• _Work to be completed_:
Below are entries to be transcribed exactly; exclude the pictures from the copy.

• _Source records_:
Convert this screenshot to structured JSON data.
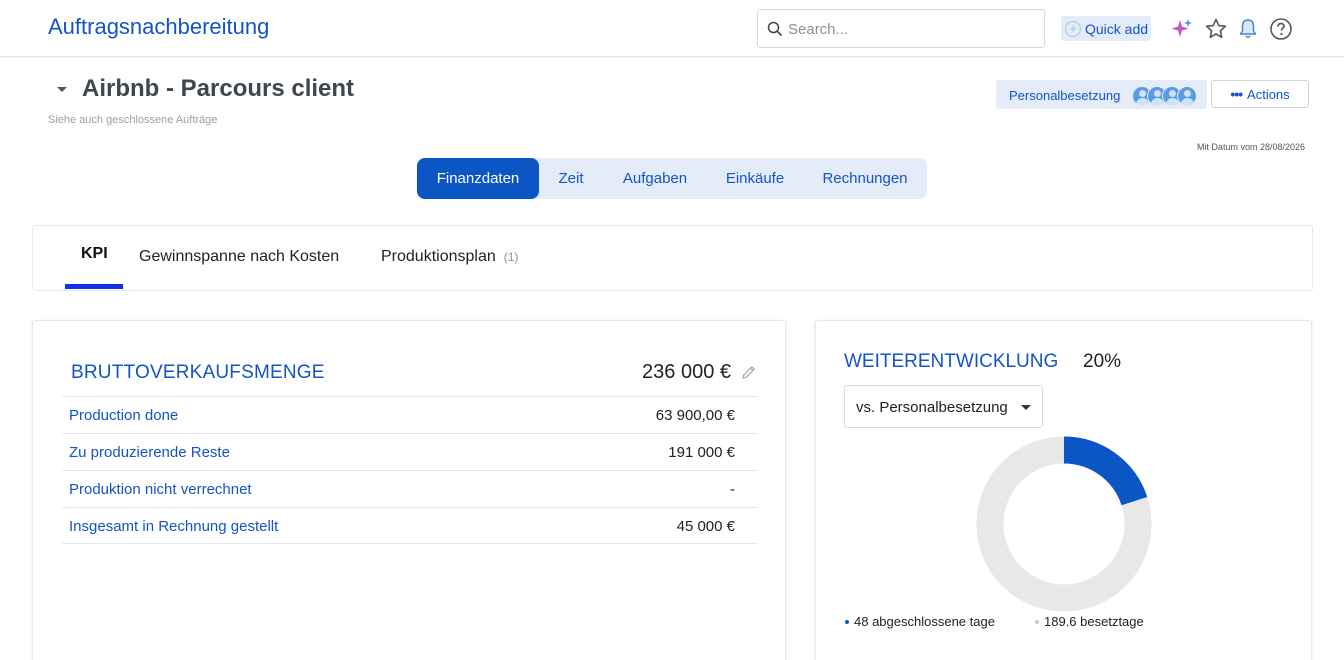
{
  "app": {
    "title": "Auftragsnachbereitung"
  },
  "search": {
    "placeholder": "Search..."
  },
  "quick_add": {
    "label": "Quick add"
  },
  "header": {
    "project_title": "Airbnb - Parcours client",
    "closed_orders_link": "Siehe auch geschlossene Aufträge",
    "staffing_label": "Personalbesetzung",
    "actions_label": "Actions",
    "date_note": "Mit Datum vom 28/08/2026"
  },
  "tabs": [
    {
      "label": "Finanzdaten",
      "active": true
    },
    {
      "label": "Zeit"
    },
    {
      "label": "Aufgaben"
    },
    {
      "label": "Einkäufe"
    },
    {
      "label": "Rechnungen"
    }
  ],
  "subtabs": [
    {
      "label": "KPI",
      "active": true
    },
    {
      "label": "Gewinnspanne nach Kosten"
    },
    {
      "label": "Produktionsplan",
      "count": "(1)"
    }
  ],
  "kpi": {
    "title": "BRUTTOVERKAUFSMENGE",
    "total": "236 000 €",
    "rows": [
      {
        "label": "Production done",
        "value": "63 900,00 €"
      },
      {
        "label": "Zu produzierende Reste",
        "value": "191 000 €"
      },
      {
        "label": "Produktion nicht verrechnet",
        "value": "-"
      },
      {
        "label": "Insgesamt in Rechnung gestellt",
        "value": "45 000 €"
      }
    ]
  },
  "development": {
    "title": "WEITERENTWICKLUNG",
    "percent": "20%",
    "percent_value": 0.2,
    "select_value": "vs. Personalbesetzung",
    "legend": [
      {
        "label": "48 abgeschlossene tage",
        "color": "#0c55c4"
      },
      {
        "label": "189.6 besetztage",
        "color": "#c8c8c8"
      }
    ]
  },
  "colors": {
    "accent": "#1454c4",
    "active_tab": "#0c55c4",
    "tab_bg": "#e3ecf8",
    "donut_track": "#e8e8e8"
  }
}
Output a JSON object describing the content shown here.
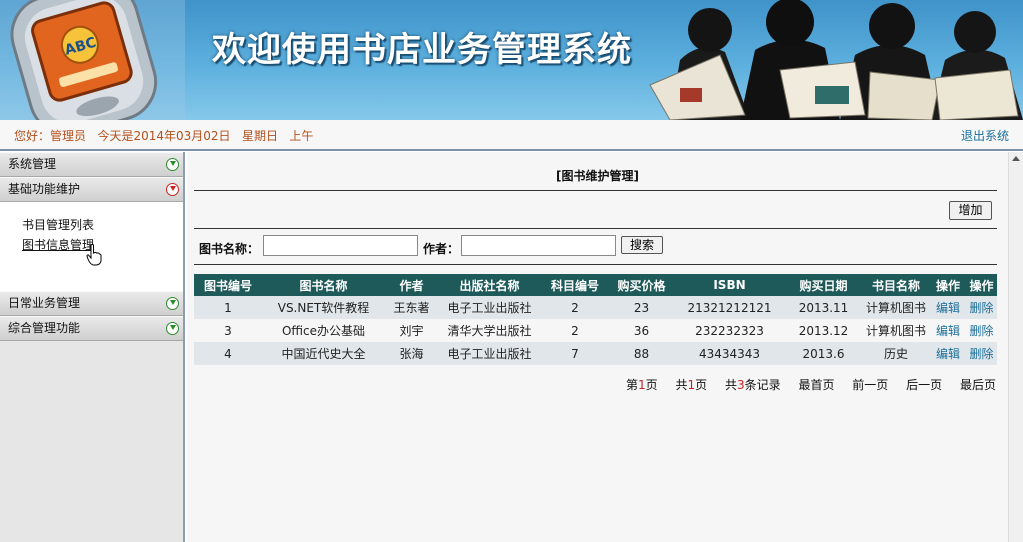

• _Exercise solution_:
Convert this screenshot to structured JSON data.
{
  "app": {
    "title": "Auftragsnachbereitung"
  },
  "search": {
    "placeholder": "Search..."
  },
  "quick_add": {
    "label": "Quick add"
  },
  "header": {
    "project_title": "Airbnb - Parcours client",
    "closed_orders_link": "Siehe auch geschlossene Aufträge",
    "staffing_label": "Personalbesetzung",
    "actions_label": "Actions",
    "date_note": "Mit Datum vom 28/08/2026"
  },
  "tabs": [
    {
      "label": "Finanzdaten",
      "active": true
    },
    {
      "label": "Zeit"
    },
    {
      "label": "Aufgaben"
    },
    {
      "label": "Einkäufe"
    },
    {
      "label": "Rechnungen"
    }
  ],
  "subtabs": [
    {
      "label": "KPI",
      "active": true
    },
    {
      "label": "Gewinnspanne nach Kosten"
    },
    {
      "label": "Produktionsplan",
      "count": "(1)"
    }
  ],
  "kpi": {
    "title": "BRUTTOVERKAUFSMENGE",
    "total": "236 000 €",
    "rows": [
      {
        "label": "Production done",
        "value": "63 900,00 €"
      },
      {
        "label": "Zu produzierende Reste",
        "value": "191 000 €"
      },
      {
        "label": "Produktion nicht verrechnet",
        "value": "-"
      },
      {
        "label": "Insgesamt in Rechnung gestellt",
        "value": "45 000 €"
      }
    ]
  },
  "development": {
    "title": "WEITERENTWICKLUNG",
    "percent": "20%",
    "percent_value": 0.2,
    "select_value": "vs. Personalbesetzung",
    "legend": [
      {
        "label": "48 abgeschlossene tage",
        "color": "#0c55c4"
      },
      {
        "label": "189.6 besetztage",
        "color": "#c8c8c8"
      }
    ]
  },
  "colors": {
    "accent": "#1454c4",
    "active_tab": "#0c55c4",
    "tab_bg": "#e3ecf8",
    "donut_track": "#e8e8e8"
  }
}
Output a JSON object describing the content shown here.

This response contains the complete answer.